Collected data
====
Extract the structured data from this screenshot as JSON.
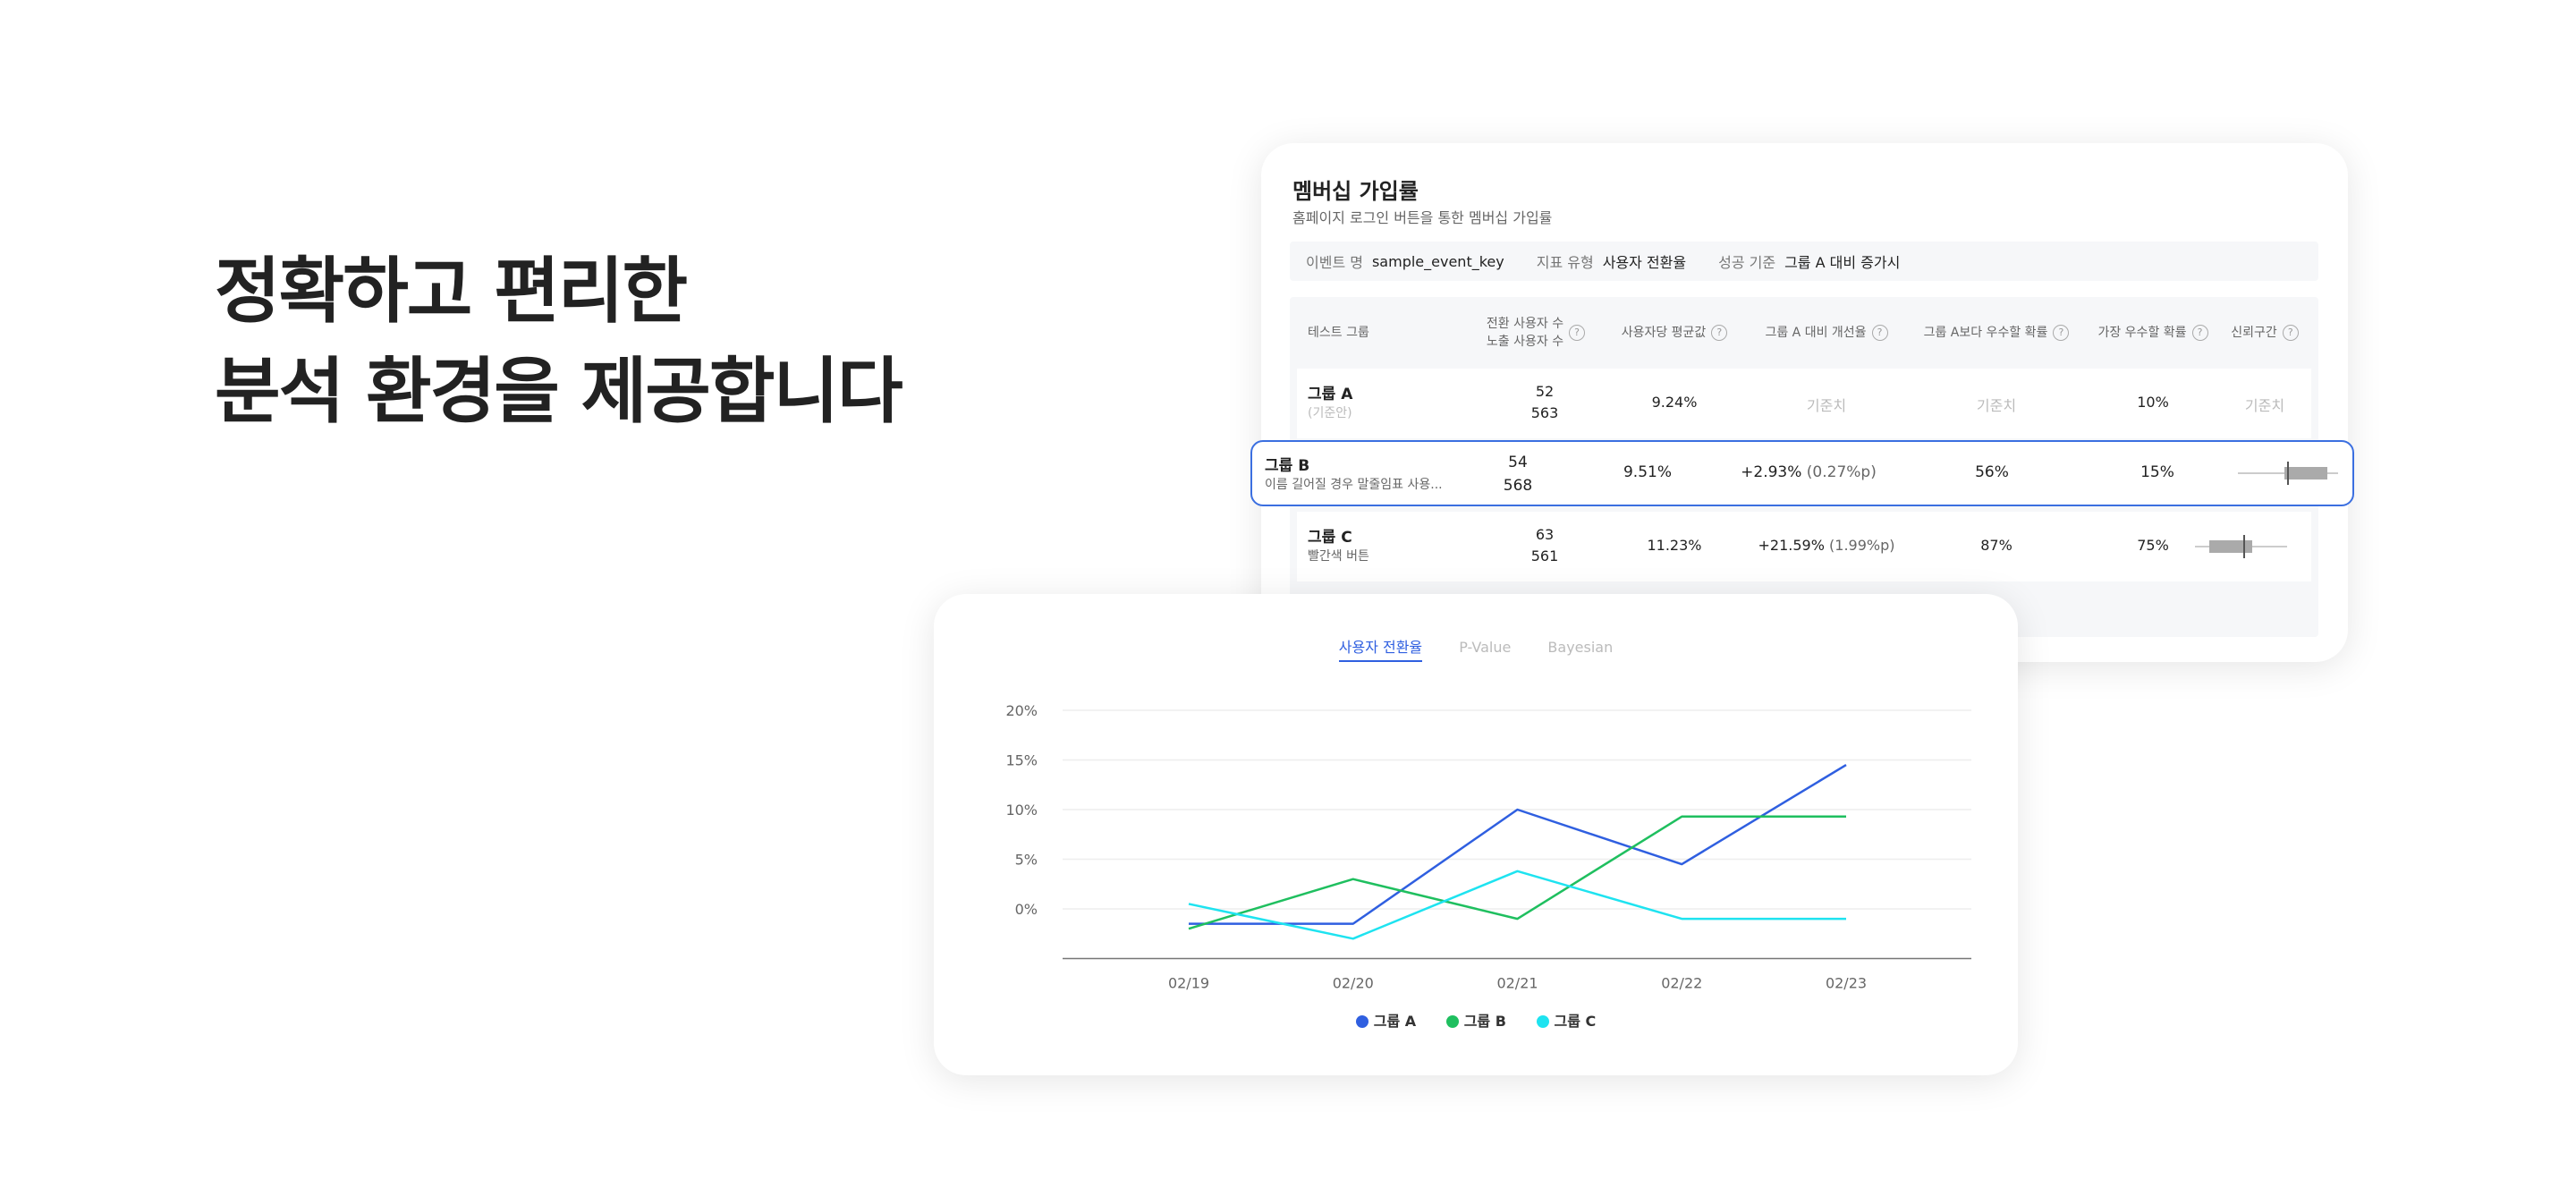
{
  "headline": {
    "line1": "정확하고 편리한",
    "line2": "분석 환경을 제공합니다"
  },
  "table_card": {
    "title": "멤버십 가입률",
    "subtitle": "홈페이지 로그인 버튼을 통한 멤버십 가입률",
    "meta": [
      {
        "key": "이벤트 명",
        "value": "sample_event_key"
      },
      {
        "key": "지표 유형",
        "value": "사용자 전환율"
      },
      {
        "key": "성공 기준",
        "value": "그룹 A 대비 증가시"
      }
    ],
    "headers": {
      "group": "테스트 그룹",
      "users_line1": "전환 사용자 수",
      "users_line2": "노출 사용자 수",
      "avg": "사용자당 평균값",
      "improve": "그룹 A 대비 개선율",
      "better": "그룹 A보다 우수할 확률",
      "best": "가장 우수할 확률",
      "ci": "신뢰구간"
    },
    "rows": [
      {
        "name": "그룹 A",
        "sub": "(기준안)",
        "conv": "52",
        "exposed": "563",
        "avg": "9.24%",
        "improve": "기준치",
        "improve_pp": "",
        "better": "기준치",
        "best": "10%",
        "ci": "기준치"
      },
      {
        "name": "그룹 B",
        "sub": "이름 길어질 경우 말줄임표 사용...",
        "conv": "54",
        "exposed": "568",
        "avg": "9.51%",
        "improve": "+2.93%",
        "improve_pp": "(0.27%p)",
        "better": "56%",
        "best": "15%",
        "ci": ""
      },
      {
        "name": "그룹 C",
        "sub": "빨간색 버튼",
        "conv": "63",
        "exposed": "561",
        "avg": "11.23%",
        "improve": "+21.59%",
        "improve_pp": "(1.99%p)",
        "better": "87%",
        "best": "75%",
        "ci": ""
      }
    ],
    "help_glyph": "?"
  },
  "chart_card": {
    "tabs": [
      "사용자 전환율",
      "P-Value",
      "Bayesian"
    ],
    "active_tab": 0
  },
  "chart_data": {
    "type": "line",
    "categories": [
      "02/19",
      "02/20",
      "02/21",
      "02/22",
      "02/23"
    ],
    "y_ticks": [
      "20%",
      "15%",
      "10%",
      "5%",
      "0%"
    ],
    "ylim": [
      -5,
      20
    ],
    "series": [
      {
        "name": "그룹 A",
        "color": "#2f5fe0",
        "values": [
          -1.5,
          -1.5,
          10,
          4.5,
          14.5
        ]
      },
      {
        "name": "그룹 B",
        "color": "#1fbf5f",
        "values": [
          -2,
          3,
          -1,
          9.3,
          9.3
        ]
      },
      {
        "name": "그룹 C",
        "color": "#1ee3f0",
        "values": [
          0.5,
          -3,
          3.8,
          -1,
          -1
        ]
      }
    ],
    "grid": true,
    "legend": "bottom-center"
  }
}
====
> [SET EXERCISE]
Give the count of lines in the data shown above that contain "better", and nothing else.

> [RESULT FOR THIS TASK]
4